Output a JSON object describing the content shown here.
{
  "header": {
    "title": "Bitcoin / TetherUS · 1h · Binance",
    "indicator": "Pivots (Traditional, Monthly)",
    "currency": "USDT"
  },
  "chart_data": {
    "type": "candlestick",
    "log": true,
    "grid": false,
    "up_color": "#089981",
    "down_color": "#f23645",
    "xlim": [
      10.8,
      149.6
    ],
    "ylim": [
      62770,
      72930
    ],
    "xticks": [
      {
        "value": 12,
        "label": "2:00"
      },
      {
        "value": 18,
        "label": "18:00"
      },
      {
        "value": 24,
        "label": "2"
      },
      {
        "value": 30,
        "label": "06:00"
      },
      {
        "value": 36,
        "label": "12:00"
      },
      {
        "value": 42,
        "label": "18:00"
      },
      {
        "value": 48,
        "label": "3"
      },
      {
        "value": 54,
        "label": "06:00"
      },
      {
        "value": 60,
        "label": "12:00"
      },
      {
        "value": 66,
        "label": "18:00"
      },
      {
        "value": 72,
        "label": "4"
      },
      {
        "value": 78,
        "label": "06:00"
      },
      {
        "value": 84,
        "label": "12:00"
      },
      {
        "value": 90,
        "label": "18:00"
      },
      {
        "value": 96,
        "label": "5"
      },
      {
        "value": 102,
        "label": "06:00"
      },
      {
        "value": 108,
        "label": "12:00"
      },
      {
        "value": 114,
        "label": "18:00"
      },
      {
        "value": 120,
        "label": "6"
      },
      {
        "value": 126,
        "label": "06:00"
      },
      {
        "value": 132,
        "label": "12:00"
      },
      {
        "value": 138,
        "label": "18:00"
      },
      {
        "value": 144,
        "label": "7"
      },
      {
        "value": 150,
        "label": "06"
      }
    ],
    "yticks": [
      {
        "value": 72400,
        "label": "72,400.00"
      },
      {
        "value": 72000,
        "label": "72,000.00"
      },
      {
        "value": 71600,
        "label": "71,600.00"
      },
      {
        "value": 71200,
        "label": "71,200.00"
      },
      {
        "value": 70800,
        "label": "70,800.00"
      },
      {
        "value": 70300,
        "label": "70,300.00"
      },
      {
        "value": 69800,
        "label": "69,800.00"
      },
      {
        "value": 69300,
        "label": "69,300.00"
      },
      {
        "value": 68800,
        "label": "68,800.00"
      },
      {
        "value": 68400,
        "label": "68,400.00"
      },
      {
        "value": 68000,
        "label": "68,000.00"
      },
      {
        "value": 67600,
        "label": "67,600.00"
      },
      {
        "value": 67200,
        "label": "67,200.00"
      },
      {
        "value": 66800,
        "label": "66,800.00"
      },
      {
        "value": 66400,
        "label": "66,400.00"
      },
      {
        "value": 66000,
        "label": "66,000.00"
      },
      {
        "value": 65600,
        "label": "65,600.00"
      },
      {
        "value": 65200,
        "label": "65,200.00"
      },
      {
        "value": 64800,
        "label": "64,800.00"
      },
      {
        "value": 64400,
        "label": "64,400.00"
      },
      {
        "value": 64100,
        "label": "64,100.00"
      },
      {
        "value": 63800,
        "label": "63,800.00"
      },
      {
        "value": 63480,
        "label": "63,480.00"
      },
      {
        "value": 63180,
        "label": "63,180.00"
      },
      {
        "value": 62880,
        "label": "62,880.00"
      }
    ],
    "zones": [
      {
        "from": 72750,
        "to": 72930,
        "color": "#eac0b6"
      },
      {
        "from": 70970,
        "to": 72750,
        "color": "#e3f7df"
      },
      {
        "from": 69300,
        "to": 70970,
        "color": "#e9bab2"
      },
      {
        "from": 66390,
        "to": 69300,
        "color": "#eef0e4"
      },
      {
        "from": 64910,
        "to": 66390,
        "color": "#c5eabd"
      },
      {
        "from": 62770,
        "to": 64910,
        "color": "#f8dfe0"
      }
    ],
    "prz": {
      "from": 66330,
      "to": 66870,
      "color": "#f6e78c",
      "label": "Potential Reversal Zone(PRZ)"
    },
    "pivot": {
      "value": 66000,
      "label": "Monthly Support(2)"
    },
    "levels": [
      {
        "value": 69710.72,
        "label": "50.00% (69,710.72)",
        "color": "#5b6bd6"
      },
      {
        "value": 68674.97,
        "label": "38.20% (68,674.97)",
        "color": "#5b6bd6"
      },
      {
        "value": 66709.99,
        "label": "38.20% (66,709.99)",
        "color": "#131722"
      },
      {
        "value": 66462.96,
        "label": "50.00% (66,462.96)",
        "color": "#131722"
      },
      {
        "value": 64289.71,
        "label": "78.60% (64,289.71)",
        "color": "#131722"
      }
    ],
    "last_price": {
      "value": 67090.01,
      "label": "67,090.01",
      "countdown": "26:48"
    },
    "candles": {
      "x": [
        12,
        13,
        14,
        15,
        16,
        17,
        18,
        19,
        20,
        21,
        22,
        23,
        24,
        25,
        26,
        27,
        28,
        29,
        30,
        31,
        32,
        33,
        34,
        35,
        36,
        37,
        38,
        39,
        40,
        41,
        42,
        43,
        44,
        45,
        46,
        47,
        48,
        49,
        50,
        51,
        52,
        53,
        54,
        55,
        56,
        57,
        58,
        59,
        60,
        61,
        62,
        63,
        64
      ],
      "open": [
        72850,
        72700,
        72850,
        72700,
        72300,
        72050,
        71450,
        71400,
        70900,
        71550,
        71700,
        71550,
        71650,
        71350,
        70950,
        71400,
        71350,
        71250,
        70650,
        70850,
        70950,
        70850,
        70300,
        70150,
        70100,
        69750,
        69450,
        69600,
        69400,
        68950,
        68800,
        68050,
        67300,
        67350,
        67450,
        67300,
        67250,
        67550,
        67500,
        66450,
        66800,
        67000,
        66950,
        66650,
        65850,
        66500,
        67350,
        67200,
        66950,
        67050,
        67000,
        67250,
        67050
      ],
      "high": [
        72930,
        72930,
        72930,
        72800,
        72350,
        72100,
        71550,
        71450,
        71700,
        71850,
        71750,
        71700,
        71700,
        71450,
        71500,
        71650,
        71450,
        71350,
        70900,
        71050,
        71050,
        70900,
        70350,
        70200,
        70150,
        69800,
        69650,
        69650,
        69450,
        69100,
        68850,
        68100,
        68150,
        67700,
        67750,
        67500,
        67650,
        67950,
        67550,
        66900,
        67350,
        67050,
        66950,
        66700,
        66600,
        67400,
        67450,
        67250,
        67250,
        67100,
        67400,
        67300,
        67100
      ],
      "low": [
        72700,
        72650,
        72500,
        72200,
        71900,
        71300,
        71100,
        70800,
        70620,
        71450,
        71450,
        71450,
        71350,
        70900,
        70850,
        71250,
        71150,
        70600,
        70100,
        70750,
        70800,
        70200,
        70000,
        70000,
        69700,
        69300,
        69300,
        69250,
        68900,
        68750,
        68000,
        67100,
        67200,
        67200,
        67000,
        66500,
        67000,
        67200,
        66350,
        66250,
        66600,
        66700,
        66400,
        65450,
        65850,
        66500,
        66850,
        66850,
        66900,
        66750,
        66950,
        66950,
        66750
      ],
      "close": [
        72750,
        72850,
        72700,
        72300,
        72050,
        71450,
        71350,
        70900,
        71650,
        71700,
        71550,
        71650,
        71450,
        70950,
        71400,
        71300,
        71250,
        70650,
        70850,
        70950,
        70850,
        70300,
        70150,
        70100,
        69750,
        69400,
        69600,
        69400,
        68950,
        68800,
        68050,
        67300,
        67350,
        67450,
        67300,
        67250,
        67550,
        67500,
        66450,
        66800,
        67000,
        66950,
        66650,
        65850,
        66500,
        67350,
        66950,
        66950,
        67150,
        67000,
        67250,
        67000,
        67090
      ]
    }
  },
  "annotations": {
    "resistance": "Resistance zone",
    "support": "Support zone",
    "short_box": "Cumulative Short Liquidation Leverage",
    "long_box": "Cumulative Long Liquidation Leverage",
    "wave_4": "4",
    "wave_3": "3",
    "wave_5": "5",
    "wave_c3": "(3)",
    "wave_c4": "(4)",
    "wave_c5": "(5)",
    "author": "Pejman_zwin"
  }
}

________________________________________

▶ **TASK GOAL**
Using the records above, copy every line that has the word "Liquidation" in it.

▶ **COMPLETED TASK**
    "short_box": "Cumulative Short Liquidation Leverage",
    "long_box": "Cumulative Long Liquidation Leverage",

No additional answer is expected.